■ Your task ■
Edit the entries below so that each "notice-text" becomes "warning-text", and keep everything else the same.
▼
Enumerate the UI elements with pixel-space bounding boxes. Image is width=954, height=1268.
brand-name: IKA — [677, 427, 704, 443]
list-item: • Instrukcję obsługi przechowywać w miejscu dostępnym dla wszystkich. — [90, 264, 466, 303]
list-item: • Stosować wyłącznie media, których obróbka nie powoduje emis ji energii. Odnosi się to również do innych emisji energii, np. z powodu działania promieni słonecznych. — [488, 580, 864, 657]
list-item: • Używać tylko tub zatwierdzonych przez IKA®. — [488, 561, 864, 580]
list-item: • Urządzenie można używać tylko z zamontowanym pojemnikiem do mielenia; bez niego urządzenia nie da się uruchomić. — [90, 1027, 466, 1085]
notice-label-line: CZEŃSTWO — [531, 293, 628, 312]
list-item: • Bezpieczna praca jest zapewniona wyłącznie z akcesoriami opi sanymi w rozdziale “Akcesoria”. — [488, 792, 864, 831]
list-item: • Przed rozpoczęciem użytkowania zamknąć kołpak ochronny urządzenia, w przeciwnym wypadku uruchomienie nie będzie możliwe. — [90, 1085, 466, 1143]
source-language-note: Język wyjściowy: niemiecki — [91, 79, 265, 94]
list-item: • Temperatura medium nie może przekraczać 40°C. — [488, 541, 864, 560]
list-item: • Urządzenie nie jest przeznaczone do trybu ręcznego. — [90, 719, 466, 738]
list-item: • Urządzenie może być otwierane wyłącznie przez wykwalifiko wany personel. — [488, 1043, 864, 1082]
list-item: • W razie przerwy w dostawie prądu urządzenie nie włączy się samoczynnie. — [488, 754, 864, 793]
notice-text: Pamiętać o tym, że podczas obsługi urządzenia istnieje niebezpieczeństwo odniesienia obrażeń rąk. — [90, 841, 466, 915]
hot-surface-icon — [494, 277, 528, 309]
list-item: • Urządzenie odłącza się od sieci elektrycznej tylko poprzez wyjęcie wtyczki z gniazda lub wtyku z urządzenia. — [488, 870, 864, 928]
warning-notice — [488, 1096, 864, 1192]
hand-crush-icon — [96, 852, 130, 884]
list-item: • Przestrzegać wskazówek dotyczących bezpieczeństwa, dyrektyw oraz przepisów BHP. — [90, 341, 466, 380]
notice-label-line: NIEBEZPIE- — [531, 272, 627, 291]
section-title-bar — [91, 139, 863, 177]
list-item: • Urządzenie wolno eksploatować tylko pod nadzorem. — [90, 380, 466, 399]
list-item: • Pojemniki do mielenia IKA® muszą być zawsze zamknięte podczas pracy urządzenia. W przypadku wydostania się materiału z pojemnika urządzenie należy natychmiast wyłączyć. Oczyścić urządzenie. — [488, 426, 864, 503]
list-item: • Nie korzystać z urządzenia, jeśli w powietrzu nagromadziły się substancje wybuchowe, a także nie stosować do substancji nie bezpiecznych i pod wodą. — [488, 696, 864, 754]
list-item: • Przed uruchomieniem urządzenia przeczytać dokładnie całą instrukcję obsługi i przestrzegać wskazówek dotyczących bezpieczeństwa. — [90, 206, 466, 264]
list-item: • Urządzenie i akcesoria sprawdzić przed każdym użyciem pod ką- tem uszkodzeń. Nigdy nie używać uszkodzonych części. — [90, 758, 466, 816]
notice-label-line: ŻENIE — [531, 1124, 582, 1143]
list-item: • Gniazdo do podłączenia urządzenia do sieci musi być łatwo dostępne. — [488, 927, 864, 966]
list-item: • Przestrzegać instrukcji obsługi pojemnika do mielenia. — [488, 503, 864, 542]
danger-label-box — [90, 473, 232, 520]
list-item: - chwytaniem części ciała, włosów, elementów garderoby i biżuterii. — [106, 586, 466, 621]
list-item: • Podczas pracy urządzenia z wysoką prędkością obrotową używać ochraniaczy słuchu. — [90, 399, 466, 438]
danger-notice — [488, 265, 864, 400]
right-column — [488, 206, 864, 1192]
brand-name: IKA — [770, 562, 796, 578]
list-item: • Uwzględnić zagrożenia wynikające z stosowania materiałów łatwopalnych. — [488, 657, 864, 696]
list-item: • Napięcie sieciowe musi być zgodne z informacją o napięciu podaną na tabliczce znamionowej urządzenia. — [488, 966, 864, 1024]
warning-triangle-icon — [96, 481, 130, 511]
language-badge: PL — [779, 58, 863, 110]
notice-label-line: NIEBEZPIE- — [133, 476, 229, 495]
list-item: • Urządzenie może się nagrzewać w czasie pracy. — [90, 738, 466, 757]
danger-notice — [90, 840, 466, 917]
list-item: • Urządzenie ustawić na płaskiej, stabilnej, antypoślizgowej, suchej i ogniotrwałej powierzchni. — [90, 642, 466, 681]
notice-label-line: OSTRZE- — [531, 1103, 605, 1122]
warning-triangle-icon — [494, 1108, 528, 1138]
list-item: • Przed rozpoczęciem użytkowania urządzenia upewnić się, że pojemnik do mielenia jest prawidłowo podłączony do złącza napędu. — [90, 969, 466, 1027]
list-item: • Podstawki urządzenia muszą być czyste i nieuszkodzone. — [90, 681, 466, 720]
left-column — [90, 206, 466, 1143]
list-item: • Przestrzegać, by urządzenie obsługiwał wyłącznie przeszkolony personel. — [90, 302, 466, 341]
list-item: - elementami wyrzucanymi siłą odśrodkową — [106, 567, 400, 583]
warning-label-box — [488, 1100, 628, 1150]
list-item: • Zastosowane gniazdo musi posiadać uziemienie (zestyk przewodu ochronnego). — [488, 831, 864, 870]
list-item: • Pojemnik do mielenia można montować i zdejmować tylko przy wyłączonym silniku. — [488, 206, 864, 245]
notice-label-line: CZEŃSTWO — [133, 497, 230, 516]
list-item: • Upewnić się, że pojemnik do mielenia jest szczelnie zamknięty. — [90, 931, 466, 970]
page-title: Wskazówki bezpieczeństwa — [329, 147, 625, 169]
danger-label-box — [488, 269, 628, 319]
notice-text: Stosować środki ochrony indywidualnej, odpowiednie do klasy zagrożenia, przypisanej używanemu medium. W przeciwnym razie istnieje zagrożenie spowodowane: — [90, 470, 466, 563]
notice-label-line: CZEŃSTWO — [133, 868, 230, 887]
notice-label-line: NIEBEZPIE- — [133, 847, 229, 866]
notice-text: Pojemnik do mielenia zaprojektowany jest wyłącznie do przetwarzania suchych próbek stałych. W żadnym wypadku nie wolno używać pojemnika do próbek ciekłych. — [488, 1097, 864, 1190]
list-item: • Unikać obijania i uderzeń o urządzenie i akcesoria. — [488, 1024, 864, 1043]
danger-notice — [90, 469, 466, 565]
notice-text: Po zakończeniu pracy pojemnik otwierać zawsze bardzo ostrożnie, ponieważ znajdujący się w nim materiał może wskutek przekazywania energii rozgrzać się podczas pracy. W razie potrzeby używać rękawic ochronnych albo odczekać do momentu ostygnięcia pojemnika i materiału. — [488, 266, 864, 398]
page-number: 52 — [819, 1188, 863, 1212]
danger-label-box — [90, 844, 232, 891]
▲
■ Exercise result ■
Enumerate the UI elements with pixel-space bounding boxes. Image is width=954, height=1268.
brand-name: IKA — [677, 427, 704, 443]
list-item: • Instrukcję obsługi przechowywać w miejscu dostępnym dla wszystkich. — [90, 264, 466, 303]
list-item: • Stosować wyłącznie media, których obróbka nie powoduje emis ji energii. Odnosi się to również do innych emisji energii, np. z powodu działania promieni słonecznych. — [488, 580, 864, 657]
list-item: • Używać tylko tub zatwierdzonych przez IKA®. — [488, 561, 864, 580]
list-item: • Urządzenie można używać tylko z zamontowanym pojemnikiem do mielenia; bez niego urządzenia nie da się uruchomić. — [90, 1027, 466, 1085]
notice-label-line: CZEŃSTWO — [531, 293, 628, 312]
list-item: • Bezpieczna praca jest zapewniona wyłącznie z akcesoriami opi sanymi w rozdziale “Akcesoria”. — [488, 792, 864, 831]
list-item: • Przed rozpoczęciem użytkowania zamknąć kołpak ochronny urządzenia, w przeciwnym wypadku uruchomienie nie będzie możliwe. — [90, 1085, 466, 1143]
source-language-note: Język wyjściowy: niemiecki — [91, 79, 265, 94]
list-item: • Temperatura medium nie może przekraczać 40°C. — [488, 541, 864, 560]
list-item: • Urządzenie nie jest przeznaczone do trybu ręcznego. — [90, 719, 466, 738]
list-item: • Urządzenie może być otwierane wyłącznie przez wykwalifiko wany personel. — [488, 1043, 864, 1082]
list-item: • W razie przerwy w dostawie prądu urządzenie nie włączy się samoczynnie. — [488, 754, 864, 793]
warning-text: Pamiętać o tym, że podczas obsługi urządzenia istnieje niebezpieczeństwo odniesienia obrażeń rąk. — [90, 841, 466, 915]
hot-surface-icon — [494, 277, 528, 309]
list-item: • Urządzenie odłącza się od sieci elektrycznej tylko poprzez wyjęcie wtyczki z gniazda lub wtyku z urządzenia. — [488, 870, 864, 928]
warning-notice — [488, 1096, 864, 1192]
hand-crush-icon — [96, 852, 130, 884]
list-item: • Przestrzegać wskazówek dotyczących bezpieczeństwa, dyrektyw oraz przepisów BHP. — [90, 341, 466, 380]
notice-label-line: NIEBEZPIE- — [531, 272, 627, 291]
section-title-bar — [91, 139, 863, 177]
list-item: • Urządzenie wolno eksploatować tylko pod nadzorem. — [90, 380, 466, 399]
list-item: • Pojemniki do mielenia IKA® muszą być zawsze zamknięte podczas pracy urządzenia. W przypadku wydostania się materiału z pojemnika urządzenie należy natychmiast wyłączyć. Oczyścić urządzenie. — [488, 426, 864, 503]
list-item: • Nie korzystać z urządzenia, jeśli w powietrzu nagromadziły się substancje wybuchowe, a także nie stosować do substancji nie bezpiecznych i pod wodą. — [488, 696, 864, 754]
list-item: • Przed uruchomieniem urządzenia przeczytać dokładnie całą instrukcję obsługi i przestrzegać wskazówek dotyczących bezpieczeństwa. — [90, 206, 466, 264]
list-item: • Urządzenie i akcesoria sprawdzić przed każdym użyciem pod ką- tem uszkodzeń. Nigdy nie używać uszkodzonych części. — [90, 758, 466, 816]
notice-label-line: ŻENIE — [531, 1124, 582, 1143]
list-item: • Gniazdo do podłączenia urządzenia do sieci musi być łatwo dostępne. — [488, 927, 864, 966]
list-item: • Przestrzegać instrukcji obsługi pojemnika do mielenia. — [488, 503, 864, 542]
danger-label-box — [90, 473, 232, 520]
list-item: - chwytaniem części ciała, włosów, elementów garderoby i biżuterii. — [106, 586, 466, 621]
list-item: • Podczas pracy urządzenia z wysoką prędkością obrotową używać ochraniaczy słuchu. — [90, 399, 466, 438]
danger-notice — [488, 265, 864, 400]
right-column — [488, 206, 864, 1192]
brand-name: IKA — [770, 562, 796, 578]
list-item: • Uwzględnić zagrożenia wynikające z stosowania materiałów łatwopalnych. — [488, 657, 864, 696]
list-item: • Napięcie sieciowe musi być zgodne z informacją o napięciu podaną na tabliczce znamionowej urządzenia. — [488, 966, 864, 1024]
warning-triangle-icon — [96, 481, 130, 511]
language-badge: PL — [779, 58, 863, 110]
notice-label-line: NIEBEZPIE- — [133, 476, 229, 495]
list-item: • Urządzenie może się nagrzewać w czasie pracy. — [90, 738, 466, 757]
danger-notice — [90, 840, 466, 917]
list-item: • Urządzenie ustawić na płaskiej, stabilnej, antypoślizgowej, suchej i ogniotrwałej powierzchni. — [90, 642, 466, 681]
notice-label-line: OSTRZE- — [531, 1103, 605, 1122]
warning-triangle-icon — [494, 1108, 528, 1138]
list-item: • Przed rozpoczęciem użytkowania urządzenia upewnić się, że pojemnik do mielenia jest prawidłowo podłączony do złącza napędu. — [90, 969, 466, 1027]
list-item: • Podstawki urządzenia muszą być czyste i nieuszkodzone. — [90, 681, 466, 720]
left-column — [90, 206, 466, 1143]
list-item: • Przestrzegać, by urządzenie obsługiwał wyłącznie przeszkolony personel. — [90, 302, 466, 341]
list-item: - elementami wyrzucanymi siłą odśrodkową — [106, 567, 400, 583]
warning-label-box — [488, 1100, 628, 1150]
list-item: • Zastosowane gniazdo musi posiadać uziemienie (zestyk przewodu ochronnego). — [488, 831, 864, 870]
list-item: • Pojemnik do mielenia można montować i zdejmować tylko przy wyłączonym silniku. — [488, 206, 864, 245]
notice-label-line: CZEŃSTWO — [133, 497, 230, 516]
list-item: • Upewnić się, że pojemnik do mielenia jest szczelnie zamknięty. — [90, 931, 466, 970]
page-title: Wskazówki bezpieczeństwa — [329, 147, 625, 169]
danger-label-box — [488, 269, 628, 319]
warning-text: Stosować środki ochrony indywidualnej, odpowiednie do klasy zagrożenia, przypisanej używanemu medium. W przeciwnym razie istnieje zagrożenie spowodowane: — [90, 470, 466, 563]
notice-label-line: CZEŃSTWO — [133, 868, 230, 887]
notice-label-line: NIEBEZPIE- — [133, 847, 229, 866]
warning-text: Pojemnik do mielenia zaprojektowany jest wyłącznie do przetwarzania suchych próbek stałych. W żadnym wypadku nie wolno używać pojemnika do próbek ciekłych. — [488, 1097, 864, 1190]
list-item: • Unikać obijania i uderzeń o urządzenie i akcesoria. — [488, 1024, 864, 1043]
danger-notice — [90, 469, 466, 565]
warning-text: Po zakończeniu pracy pojemnik otwierać zawsze bardzo ostrożnie, ponieważ znajdujący się w nim materiał może wskutek przekazywania energii rozgrzać się podczas pracy. W razie potrzeby używać rękawic ochronnych albo odczekać do momentu ostygnięcia pojemnika i materiału. — [488, 266, 864, 398]
page-number: 52 — [819, 1188, 863, 1212]
danger-label-box — [90, 844, 232, 891]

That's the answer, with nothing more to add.